# Written problem
Output the lines that follow exactly as they are.

# Dataset excerpts
::::::
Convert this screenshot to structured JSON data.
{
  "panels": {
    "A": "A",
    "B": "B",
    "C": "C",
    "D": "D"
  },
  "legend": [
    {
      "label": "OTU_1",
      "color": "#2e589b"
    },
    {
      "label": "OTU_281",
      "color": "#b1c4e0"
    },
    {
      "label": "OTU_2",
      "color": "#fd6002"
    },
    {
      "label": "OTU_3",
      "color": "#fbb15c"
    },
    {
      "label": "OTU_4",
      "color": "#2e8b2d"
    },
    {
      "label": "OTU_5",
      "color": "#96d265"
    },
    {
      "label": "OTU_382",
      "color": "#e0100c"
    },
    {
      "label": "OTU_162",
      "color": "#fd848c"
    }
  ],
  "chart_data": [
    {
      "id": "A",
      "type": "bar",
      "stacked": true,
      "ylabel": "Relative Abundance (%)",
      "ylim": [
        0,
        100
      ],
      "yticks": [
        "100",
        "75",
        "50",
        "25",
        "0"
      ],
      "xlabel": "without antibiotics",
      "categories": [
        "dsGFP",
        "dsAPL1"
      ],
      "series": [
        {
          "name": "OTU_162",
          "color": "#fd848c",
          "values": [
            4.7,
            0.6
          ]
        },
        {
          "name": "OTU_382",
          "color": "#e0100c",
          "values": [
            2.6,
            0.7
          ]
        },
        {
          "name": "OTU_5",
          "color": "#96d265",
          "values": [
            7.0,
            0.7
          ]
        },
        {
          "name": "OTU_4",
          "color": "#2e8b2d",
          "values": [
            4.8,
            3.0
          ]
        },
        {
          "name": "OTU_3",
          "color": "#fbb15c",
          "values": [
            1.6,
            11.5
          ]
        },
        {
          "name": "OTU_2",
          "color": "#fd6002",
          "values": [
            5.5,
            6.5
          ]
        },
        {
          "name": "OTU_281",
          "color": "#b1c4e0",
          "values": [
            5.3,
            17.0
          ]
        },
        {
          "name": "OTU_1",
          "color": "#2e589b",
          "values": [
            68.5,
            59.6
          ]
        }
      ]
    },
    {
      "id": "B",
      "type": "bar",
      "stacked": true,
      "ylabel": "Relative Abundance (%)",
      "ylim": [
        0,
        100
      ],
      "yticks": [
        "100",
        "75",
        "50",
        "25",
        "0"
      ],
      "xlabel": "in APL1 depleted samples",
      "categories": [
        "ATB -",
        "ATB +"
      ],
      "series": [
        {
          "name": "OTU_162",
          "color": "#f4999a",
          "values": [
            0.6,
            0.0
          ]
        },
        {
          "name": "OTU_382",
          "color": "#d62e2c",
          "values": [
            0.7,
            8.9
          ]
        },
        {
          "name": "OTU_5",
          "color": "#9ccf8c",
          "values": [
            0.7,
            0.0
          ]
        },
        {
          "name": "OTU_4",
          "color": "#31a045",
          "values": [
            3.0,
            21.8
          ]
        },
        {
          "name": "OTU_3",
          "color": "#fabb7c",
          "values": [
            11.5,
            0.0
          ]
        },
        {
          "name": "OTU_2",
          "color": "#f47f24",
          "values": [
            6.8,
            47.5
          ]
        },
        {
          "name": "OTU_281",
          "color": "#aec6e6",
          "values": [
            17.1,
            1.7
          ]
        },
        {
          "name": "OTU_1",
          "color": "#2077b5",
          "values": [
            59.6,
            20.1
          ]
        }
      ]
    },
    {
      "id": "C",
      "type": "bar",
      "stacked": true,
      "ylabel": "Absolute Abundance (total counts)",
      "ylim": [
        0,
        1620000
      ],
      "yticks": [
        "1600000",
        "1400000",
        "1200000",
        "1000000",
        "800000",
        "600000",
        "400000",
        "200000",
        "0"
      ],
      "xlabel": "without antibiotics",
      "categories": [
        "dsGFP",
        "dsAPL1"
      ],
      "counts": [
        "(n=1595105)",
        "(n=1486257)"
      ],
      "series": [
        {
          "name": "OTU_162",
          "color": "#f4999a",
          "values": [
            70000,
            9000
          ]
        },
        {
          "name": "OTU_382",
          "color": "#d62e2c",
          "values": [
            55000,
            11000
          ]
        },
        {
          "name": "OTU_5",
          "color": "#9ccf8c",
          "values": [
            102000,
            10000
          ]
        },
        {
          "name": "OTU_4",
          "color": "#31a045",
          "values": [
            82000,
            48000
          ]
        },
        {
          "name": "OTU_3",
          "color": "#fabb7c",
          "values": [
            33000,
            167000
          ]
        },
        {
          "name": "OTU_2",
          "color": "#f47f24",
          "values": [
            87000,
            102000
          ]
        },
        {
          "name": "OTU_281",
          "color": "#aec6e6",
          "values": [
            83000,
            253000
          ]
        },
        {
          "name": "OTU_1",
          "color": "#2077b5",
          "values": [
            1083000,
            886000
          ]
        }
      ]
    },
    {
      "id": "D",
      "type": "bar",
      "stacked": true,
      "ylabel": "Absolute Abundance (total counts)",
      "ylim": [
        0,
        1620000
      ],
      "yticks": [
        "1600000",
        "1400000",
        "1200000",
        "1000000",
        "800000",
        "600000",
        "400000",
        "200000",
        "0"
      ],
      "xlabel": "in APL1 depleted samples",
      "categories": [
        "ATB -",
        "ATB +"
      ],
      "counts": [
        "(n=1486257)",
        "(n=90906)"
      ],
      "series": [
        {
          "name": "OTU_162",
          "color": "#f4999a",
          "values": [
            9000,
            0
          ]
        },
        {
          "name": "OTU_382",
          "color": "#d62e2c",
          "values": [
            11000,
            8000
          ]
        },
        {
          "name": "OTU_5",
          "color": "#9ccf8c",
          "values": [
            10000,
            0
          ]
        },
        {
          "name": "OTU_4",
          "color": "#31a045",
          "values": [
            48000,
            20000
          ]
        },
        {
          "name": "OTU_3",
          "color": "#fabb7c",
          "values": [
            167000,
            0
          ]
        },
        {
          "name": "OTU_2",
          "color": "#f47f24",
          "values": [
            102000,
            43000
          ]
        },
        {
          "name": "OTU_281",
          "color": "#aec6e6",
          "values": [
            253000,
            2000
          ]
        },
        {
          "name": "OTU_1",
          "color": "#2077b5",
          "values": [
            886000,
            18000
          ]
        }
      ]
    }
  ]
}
::::::
# Complete output
Convert this screenshot to structured JSON data.
{
  "panels": {
    "A": "A",
    "B": "B",
    "C": "C",
    "D": "D"
  },
  "legend": [
    {
      "label": "OTU_1",
      "color": "#2e589b"
    },
    {
      "label": "OTU_281",
      "color": "#b1c4e0"
    },
    {
      "label": "OTU_2",
      "color": "#fd6002"
    },
    {
      "label": "OTU_3",
      "color": "#fbb15c"
    },
    {
      "label": "OTU_4",
      "color": "#2e8b2d"
    },
    {
      "label": "OTU_5",
      "color": "#96d265"
    },
    {
      "label": "OTU_382",
      "color": "#e0100c"
    },
    {
      "label": "OTU_162",
      "color": "#fd848c"
    }
  ],
  "chart_data": [
    {
      "id": "A",
      "type": "bar",
      "stacked": true,
      "ylabel": "Relative Abundance (%)",
      "ylim": [
        0,
        100
      ],
      "yticks": [
        "100",
        "75",
        "50",
        "25",
        "0"
      ],
      "xlabel": "without antibiotics",
      "categories": [
        "dsGFP",
        "dsAPL1"
      ],
      "series": [
        {
          "name": "OTU_162",
          "color": "#fd848c",
          "values": [
            4.7,
            0.6
          ]
        },
        {
          "name": "OTU_382",
          "color": "#e0100c",
          "values": [
            2.6,
            0.7
          ]
        },
        {
          "name": "OTU_5",
          "color": "#96d265",
          "values": [
            7.0,
            0.7
          ]
        },
        {
          "name": "OTU_4",
          "color": "#2e8b2d",
          "values": [
            4.8,
            3.0
          ]
        },
        {
          "name": "OTU_3",
          "color": "#fbb15c",
          "values": [
            1.6,
            11.5
          ]
        },
        {
          "name": "OTU_2",
          "color": "#fd6002",
          "values": [
            5.5,
            6.5
          ]
        },
        {
          "name": "OTU_281",
          "color": "#b1c4e0",
          "values": [
            5.3,
            17.0
          ]
        },
        {
          "name": "OTU_1",
          "color": "#2e589b",
          "values": [
            68.5,
            59.6
          ]
        }
      ]
    },
    {
      "id": "B",
      "type": "bar",
      "stacked": true,
      "ylabel": "Relative Abundance (%)",
      "ylim": [
        0,
        100
      ],
      "yticks": [
        "100",
        "75",
        "50",
        "25",
        "0"
      ],
      "xlabel": "in APL1 depleted samples",
      "categories": [
        "ATB -",
        "ATB +"
      ],
      "series": [
        {
          "name": "OTU_162",
          "color": "#f4999a",
          "values": [
            0.6,
            0.0
          ]
        },
        {
          "name": "OTU_382",
          "color": "#d62e2c",
          "values": [
            0.7,
            8.9
          ]
        },
        {
          "name": "OTU_5",
          "color": "#9ccf8c",
          "values": [
            0.7,
            0.0
          ]
        },
        {
          "name": "OTU_4",
          "color": "#31a045",
          "values": [
            3.0,
            21.8
          ]
        },
        {
          "name": "OTU_3",
          "color": "#fabb7c",
          "values": [
            11.5,
            0.0
          ]
        },
        {
          "name": "OTU_2",
          "color": "#f47f24",
          "values": [
            6.8,
            47.5
          ]
        },
        {
          "name": "OTU_281",
          "color": "#aec6e6",
          "values": [
            17.1,
            1.7
          ]
        },
        {
          "name": "OTU_1",
          "color": "#2077b5",
          "values": [
            59.6,
            20.1
          ]
        }
      ]
    },
    {
      "id": "C",
      "type": "bar",
      "stacked": true,
      "ylabel": "Absolute Abundance (total counts)",
      "ylim": [
        0,
        1620000
      ],
      "yticks": [
        "1600000",
        "1400000",
        "1200000",
        "1000000",
        "800000",
        "600000",
        "400000",
        "200000",
        "0"
      ],
      "xlabel": "without antibiotics",
      "categories": [
        "dsGFP",
        "dsAPL1"
      ],
      "counts": [
        "(n=1595105)",
        "(n=1486257)"
      ],
      "series": [
        {
          "name": "OTU_162",
          "color": "#f4999a",
          "values": [
            70000,
            9000
          ]
        },
        {
          "name": "OTU_382",
          "color": "#d62e2c",
          "values": [
            55000,
            11000
          ]
        },
        {
          "name": "OTU_5",
          "color": "#9ccf8c",
          "values": [
            102000,
            10000
          ]
        },
        {
          "name": "OTU_4",
          "color": "#31a045",
          "values": [
            82000,
            48000
          ]
        },
        {
          "name": "OTU_3",
          "color": "#fabb7c",
          "values": [
            33000,
            167000
          ]
        },
        {
          "name": "OTU_2",
          "color": "#f47f24",
          "values": [
            87000,
            102000
          ]
        },
        {
          "name": "OTU_281",
          "color": "#aec6e6",
          "values": [
            83000,
            253000
          ]
        },
        {
          "name": "OTU_1",
          "color": "#2077b5",
          "values": [
            1083000,
            886000
          ]
        }
      ]
    },
    {
      "id": "D",
      "type": "bar",
      "stacked": true,
      "ylabel": "Absolute Abundance (total counts)",
      "ylim": [
        0,
        1620000
      ],
      "yticks": [
        "1600000",
        "1400000",
        "1200000",
        "1000000",
        "800000",
        "600000",
        "400000",
        "200000",
        "0"
      ],
      "xlabel": "in APL1 depleted samples",
      "categories": [
        "ATB -",
        "ATB +"
      ],
      "counts": [
        "(n=1486257)",
        "(n=90906)"
      ],
      "series": [
        {
          "name": "OTU_162",
          "color": "#f4999a",
          "values": [
            9000,
            0
          ]
        },
        {
          "name": "OTU_382",
          "color": "#d62e2c",
          "values": [
            11000,
            8000
          ]
        },
        {
          "name": "OTU_5",
          "color": "#9ccf8c",
          "values": [
            10000,
            0
          ]
        },
        {
          "name": "OTU_4",
          "color": "#31a045",
          "values": [
            48000,
            20000
          ]
        },
        {
          "name": "OTU_3",
          "color": "#fabb7c",
          "values": [
            167000,
            0
          ]
        },
        {
          "name": "OTU_2",
          "color": "#f47f24",
          "values": [
            102000,
            43000
          ]
        },
        {
          "name": "OTU_281",
          "color": "#aec6e6",
          "values": [
            253000,
            2000
          ]
        },
        {
          "name": "OTU_1",
          "color": "#2077b5",
          "values": [
            886000,
            18000
          ]
        }
      ]
    }
  ]
}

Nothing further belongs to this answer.